DIRECTIONS:
Report back each line of the records that contains the string "Ezra".
** begin **
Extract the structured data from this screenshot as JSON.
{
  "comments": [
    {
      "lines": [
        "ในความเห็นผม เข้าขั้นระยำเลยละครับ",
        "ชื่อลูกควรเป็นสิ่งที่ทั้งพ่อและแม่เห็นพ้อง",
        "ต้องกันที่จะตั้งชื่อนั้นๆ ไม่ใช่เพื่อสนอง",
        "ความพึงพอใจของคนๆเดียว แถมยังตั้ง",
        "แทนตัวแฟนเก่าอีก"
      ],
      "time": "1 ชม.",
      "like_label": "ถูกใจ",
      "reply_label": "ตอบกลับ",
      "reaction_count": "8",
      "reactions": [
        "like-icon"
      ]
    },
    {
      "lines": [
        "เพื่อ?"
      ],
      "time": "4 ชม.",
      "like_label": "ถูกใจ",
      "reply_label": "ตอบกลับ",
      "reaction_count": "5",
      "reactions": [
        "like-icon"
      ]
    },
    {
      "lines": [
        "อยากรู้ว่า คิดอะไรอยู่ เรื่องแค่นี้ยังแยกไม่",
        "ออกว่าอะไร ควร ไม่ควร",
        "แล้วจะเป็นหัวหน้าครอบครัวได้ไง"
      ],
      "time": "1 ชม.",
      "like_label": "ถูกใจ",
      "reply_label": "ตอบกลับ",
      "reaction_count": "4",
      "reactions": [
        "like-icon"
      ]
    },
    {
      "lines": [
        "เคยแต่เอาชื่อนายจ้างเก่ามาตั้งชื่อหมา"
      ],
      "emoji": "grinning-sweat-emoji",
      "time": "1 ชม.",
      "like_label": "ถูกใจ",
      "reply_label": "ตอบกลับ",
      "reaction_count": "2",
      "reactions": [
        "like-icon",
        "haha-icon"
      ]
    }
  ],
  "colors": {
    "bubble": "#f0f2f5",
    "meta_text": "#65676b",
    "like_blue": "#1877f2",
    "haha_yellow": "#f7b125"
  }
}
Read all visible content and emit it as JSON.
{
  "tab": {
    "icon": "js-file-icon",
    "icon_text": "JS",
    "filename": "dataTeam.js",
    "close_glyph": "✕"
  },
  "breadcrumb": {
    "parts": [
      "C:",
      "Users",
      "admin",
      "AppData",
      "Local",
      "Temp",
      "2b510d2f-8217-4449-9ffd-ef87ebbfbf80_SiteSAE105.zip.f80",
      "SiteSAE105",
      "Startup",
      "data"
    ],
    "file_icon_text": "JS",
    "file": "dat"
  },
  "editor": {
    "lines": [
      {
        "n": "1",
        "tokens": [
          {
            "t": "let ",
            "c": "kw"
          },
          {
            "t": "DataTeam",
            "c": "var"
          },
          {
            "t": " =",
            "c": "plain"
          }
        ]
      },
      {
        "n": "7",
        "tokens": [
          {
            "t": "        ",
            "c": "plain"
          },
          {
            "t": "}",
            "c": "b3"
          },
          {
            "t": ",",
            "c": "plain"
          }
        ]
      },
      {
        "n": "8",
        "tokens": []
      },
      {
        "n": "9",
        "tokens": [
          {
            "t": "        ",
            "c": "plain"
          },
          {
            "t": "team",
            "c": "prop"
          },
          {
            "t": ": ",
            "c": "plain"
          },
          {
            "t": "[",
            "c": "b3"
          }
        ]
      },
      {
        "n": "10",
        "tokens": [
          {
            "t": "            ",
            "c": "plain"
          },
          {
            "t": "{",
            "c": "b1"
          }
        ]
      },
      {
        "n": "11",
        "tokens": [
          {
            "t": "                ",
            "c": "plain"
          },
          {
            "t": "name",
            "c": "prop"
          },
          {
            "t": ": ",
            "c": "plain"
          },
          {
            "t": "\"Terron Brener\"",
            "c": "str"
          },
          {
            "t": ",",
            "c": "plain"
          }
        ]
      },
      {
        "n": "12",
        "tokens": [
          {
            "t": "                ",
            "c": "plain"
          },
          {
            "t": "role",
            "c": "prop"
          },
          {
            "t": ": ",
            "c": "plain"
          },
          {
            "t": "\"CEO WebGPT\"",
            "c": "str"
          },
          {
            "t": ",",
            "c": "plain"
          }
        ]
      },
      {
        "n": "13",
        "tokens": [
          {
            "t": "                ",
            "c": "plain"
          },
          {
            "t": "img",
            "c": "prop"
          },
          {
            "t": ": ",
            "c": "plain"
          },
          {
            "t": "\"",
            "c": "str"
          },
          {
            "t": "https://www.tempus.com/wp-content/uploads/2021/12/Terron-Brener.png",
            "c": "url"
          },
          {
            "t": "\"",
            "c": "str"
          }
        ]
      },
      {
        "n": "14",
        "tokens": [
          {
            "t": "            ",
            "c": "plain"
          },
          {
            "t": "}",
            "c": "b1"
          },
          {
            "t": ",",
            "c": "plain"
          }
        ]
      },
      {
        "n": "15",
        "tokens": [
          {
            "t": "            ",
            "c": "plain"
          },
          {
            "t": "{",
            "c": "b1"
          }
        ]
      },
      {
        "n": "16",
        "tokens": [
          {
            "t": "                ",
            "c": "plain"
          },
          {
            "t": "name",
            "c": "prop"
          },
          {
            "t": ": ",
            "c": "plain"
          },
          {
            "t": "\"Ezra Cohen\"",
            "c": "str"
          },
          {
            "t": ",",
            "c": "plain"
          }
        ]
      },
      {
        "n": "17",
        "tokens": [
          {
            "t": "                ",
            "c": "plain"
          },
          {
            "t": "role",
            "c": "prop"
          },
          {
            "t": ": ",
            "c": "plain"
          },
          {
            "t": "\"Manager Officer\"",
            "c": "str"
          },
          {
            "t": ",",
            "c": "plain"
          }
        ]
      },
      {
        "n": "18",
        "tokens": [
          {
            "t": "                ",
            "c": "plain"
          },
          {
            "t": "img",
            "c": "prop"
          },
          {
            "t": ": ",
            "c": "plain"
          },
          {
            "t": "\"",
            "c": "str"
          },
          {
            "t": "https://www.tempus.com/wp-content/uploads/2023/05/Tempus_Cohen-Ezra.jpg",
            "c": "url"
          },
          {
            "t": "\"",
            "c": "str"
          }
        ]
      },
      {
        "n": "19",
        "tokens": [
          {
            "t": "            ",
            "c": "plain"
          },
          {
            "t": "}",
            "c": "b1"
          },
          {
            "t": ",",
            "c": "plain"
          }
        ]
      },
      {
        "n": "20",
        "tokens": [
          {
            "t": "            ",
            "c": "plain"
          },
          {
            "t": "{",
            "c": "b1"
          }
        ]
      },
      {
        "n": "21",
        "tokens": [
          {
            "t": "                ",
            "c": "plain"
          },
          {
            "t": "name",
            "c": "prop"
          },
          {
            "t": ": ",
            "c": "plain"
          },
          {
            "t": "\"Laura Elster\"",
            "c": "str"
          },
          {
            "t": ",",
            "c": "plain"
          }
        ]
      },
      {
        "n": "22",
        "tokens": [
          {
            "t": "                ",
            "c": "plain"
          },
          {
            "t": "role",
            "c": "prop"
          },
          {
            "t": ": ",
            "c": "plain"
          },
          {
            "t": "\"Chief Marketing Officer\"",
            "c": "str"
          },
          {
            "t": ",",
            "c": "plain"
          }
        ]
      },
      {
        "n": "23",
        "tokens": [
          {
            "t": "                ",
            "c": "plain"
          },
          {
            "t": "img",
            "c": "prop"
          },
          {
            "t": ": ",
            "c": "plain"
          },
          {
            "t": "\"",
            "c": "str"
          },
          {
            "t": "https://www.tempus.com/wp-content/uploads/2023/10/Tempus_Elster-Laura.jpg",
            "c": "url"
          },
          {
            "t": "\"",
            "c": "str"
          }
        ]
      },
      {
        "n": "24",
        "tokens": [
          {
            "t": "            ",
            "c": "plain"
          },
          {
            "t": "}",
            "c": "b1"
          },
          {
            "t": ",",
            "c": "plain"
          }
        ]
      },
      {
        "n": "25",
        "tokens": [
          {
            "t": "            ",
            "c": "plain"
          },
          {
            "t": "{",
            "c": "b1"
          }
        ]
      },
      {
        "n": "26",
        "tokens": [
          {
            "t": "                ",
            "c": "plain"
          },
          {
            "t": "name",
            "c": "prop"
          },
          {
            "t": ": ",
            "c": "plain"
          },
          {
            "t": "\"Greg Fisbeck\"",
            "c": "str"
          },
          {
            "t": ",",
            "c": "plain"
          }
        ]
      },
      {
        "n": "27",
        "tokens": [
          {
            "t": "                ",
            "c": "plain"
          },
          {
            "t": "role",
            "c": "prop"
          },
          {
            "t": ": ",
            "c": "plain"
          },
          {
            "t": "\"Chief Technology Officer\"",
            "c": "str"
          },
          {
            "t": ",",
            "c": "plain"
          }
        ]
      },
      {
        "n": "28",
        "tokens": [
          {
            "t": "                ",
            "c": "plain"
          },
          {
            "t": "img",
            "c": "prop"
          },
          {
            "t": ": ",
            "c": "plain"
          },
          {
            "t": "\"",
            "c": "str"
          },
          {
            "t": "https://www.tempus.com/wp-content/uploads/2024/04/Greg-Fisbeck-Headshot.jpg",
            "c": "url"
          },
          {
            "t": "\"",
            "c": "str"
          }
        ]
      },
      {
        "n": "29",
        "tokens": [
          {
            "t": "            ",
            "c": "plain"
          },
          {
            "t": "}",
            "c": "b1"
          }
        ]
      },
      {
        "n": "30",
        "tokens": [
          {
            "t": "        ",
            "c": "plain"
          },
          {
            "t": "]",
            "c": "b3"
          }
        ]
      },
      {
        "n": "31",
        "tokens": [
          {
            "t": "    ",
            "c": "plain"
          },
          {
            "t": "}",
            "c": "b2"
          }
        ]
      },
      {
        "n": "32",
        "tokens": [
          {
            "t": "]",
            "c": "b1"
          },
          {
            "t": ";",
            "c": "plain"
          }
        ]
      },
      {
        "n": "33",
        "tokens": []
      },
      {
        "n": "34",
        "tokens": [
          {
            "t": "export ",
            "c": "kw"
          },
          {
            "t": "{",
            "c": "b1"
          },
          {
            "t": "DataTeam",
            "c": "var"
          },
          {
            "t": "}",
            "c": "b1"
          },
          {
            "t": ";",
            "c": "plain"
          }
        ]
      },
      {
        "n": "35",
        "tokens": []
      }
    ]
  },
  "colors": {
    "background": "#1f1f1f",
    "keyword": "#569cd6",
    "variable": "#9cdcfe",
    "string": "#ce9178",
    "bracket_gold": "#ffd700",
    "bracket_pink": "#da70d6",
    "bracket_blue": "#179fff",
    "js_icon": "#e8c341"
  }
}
** end **
RESPONSE TO THIS EXERCISE:
            "t": "\"Ezra Cohen\"",
            "t": "https://www.tempus.com/wp-content/uploads/2023/05/Tempus_Cohen-Ezra.jpg",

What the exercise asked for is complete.